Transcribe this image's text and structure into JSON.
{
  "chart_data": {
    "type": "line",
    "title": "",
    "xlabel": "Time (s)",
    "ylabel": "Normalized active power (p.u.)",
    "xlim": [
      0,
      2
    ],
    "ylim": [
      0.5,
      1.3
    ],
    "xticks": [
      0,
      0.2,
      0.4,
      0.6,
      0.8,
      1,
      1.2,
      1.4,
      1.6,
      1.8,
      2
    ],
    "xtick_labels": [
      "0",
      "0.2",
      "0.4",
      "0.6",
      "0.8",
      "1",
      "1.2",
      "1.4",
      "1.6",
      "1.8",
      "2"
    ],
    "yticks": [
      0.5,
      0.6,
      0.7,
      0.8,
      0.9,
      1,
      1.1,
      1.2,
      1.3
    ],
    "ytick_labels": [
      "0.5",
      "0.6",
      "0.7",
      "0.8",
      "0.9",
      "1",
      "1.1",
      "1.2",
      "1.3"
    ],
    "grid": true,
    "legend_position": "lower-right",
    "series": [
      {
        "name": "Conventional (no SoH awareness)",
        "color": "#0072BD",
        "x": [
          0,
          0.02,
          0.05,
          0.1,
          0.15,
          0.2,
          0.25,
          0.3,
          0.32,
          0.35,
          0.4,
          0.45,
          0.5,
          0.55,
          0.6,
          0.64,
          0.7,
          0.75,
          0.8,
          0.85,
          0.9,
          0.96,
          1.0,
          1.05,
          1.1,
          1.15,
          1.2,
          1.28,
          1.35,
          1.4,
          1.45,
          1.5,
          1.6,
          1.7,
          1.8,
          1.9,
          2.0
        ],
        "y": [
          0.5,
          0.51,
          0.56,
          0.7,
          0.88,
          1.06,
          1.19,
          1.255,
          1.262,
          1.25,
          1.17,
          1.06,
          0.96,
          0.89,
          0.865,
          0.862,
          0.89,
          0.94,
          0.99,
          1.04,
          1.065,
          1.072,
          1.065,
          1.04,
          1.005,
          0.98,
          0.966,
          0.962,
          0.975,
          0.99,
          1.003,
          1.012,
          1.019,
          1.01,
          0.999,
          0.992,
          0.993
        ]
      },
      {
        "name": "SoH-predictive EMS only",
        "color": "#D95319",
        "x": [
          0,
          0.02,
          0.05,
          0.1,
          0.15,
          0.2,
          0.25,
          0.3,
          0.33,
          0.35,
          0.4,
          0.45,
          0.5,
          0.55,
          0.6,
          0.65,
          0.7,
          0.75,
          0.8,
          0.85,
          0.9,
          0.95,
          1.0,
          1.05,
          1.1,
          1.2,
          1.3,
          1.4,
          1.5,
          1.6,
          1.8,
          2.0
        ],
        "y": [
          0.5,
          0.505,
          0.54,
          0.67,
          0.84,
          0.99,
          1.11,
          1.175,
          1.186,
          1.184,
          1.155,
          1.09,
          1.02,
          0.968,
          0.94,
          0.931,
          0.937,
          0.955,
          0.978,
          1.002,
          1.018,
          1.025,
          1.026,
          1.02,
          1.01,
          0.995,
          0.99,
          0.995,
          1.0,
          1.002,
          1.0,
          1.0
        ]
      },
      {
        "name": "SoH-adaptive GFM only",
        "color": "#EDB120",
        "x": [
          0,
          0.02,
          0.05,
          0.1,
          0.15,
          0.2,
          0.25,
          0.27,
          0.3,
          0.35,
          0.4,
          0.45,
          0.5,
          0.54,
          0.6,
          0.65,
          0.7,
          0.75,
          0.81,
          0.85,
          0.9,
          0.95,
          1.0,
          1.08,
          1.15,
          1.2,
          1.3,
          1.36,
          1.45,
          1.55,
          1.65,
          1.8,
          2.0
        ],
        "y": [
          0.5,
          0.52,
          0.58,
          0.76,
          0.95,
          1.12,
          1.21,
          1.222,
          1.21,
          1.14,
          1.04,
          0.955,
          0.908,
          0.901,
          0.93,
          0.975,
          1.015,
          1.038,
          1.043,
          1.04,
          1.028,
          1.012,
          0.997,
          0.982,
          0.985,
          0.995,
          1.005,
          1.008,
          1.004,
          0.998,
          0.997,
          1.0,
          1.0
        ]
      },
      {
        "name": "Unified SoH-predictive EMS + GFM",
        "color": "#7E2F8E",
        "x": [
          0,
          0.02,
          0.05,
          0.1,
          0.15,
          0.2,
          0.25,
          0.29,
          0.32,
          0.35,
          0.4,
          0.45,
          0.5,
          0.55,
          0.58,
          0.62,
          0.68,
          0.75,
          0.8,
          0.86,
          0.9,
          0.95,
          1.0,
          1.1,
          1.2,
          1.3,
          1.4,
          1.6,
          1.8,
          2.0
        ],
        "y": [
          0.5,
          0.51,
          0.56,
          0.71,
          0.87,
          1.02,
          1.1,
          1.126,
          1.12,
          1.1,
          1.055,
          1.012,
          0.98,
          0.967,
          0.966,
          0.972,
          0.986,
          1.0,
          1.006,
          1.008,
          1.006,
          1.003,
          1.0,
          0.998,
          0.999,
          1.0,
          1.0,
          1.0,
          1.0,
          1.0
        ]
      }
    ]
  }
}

====================

→ **TO DO**
Please output every record, keeping each line exact.

→ **THE COMPLETED TASK**
Transcribe this image's text and structure into JSON.
{
  "chart_data": {
    "type": "line",
    "title": "",
    "xlabel": "Time (s)",
    "ylabel": "Normalized active power (p.u.)",
    "xlim": [
      0,
      2
    ],
    "ylim": [
      0.5,
      1.3
    ],
    "xticks": [
      0,
      0.2,
      0.4,
      0.6,
      0.8,
      1,
      1.2,
      1.4,
      1.6,
      1.8,
      2
    ],
    "xtick_labels": [
      "0",
      "0.2",
      "0.4",
      "0.6",
      "0.8",
      "1",
      "1.2",
      "1.4",
      "1.6",
      "1.8",
      "2"
    ],
    "yticks": [
      0.5,
      0.6,
      0.7,
      0.8,
      0.9,
      1,
      1.1,
      1.2,
      1.3
    ],
    "ytick_labels": [
      "0.5",
      "0.6",
      "0.7",
      "0.8",
      "0.9",
      "1",
      "1.1",
      "1.2",
      "1.3"
    ],
    "grid": true,
    "legend_position": "lower-right",
    "series": [
      {
        "name": "Conventional (no SoH awareness)",
        "color": "#0072BD",
        "x": [
          0,
          0.02,
          0.05,
          0.1,
          0.15,
          0.2,
          0.25,
          0.3,
          0.32,
          0.35,
          0.4,
          0.45,
          0.5,
          0.55,
          0.6,
          0.64,
          0.7,
          0.75,
          0.8,
          0.85,
          0.9,
          0.96,
          1.0,
          1.05,
          1.1,
          1.15,
          1.2,
          1.28,
          1.35,
          1.4,
          1.45,
          1.5,
          1.6,
          1.7,
          1.8,
          1.9,
          2.0
        ],
        "y": [
          0.5,
          0.51,
          0.56,
          0.7,
          0.88,
          1.06,
          1.19,
          1.255,
          1.262,
          1.25,
          1.17,
          1.06,
          0.96,
          0.89,
          0.865,
          0.862,
          0.89,
          0.94,
          0.99,
          1.04,
          1.065,
          1.072,
          1.065,
          1.04,
          1.005,
          0.98,
          0.966,
          0.962,
          0.975,
          0.99,
          1.003,
          1.012,
          1.019,
          1.01,
          0.999,
          0.992,
          0.993
        ]
      },
      {
        "name": "SoH-predictive EMS only",
        "color": "#D95319",
        "x": [
          0,
          0.02,
          0.05,
          0.1,
          0.15,
          0.2,
          0.25,
          0.3,
          0.33,
          0.35,
          0.4,
          0.45,
          0.5,
          0.55,
          0.6,
          0.65,
          0.7,
          0.75,
          0.8,
          0.85,
          0.9,
          0.95,
          1.0,
          1.05,
          1.1,
          1.2,
          1.3,
          1.4,
          1.5,
          1.6,
          1.8,
          2.0
        ],
        "y": [
          0.5,
          0.505,
          0.54,
          0.67,
          0.84,
          0.99,
          1.11,
          1.175,
          1.186,
          1.184,
          1.155,
          1.09,
          1.02,
          0.968,
          0.94,
          0.931,
          0.937,
          0.955,
          0.978,
          1.002,
          1.018,
          1.025,
          1.026,
          1.02,
          1.01,
          0.995,
          0.99,
          0.995,
          1.0,
          1.002,
          1.0,
          1.0
        ]
      },
      {
        "name": "SoH-adaptive GFM only",
        "color": "#EDB120",
        "x": [
          0,
          0.02,
          0.05,
          0.1,
          0.15,
          0.2,
          0.25,
          0.27,
          0.3,
          0.35,
          0.4,
          0.45,
          0.5,
          0.54,
          0.6,
          0.65,
          0.7,
          0.75,
          0.81,
          0.85,
          0.9,
          0.95,
          1.0,
          1.08,
          1.15,
          1.2,
          1.3,
          1.36,
          1.45,
          1.55,
          1.65,
          1.8,
          2.0
        ],
        "y": [
          0.5,
          0.52,
          0.58,
          0.76,
          0.95,
          1.12,
          1.21,
          1.222,
          1.21,
          1.14,
          1.04,
          0.955,
          0.908,
          0.901,
          0.93,
          0.975,
          1.015,
          1.038,
          1.043,
          1.04,
          1.028,
          1.012,
          0.997,
          0.982,
          0.985,
          0.995,
          1.005,
          1.008,
          1.004,
          0.998,
          0.997,
          1.0,
          1.0
        ]
      },
      {
        "name": "Unified SoH-predictive EMS + GFM",
        "color": "#7E2F8E",
        "x": [
          0,
          0.02,
          0.05,
          0.1,
          0.15,
          0.2,
          0.25,
          0.29,
          0.32,
          0.35,
          0.4,
          0.45,
          0.5,
          0.55,
          0.58,
          0.62,
          0.68,
          0.75,
          0.8,
          0.86,
          0.9,
          0.95,
          1.0,
          1.1,
          1.2,
          1.3,
          1.4,
          1.6,
          1.8,
          2.0
        ],
        "y": [
          0.5,
          0.51,
          0.56,
          0.71,
          0.87,
          1.02,
          1.1,
          1.126,
          1.12,
          1.1,
          1.055,
          1.012,
          0.98,
          0.967,
          0.966,
          0.972,
          0.986,
          1.0,
          1.006,
          1.008,
          1.006,
          1.003,
          1.0,
          0.998,
          0.999,
          1.0,
          1.0,
          1.0,
          1.0,
          1.0
        ]
      }
    ]
  }
}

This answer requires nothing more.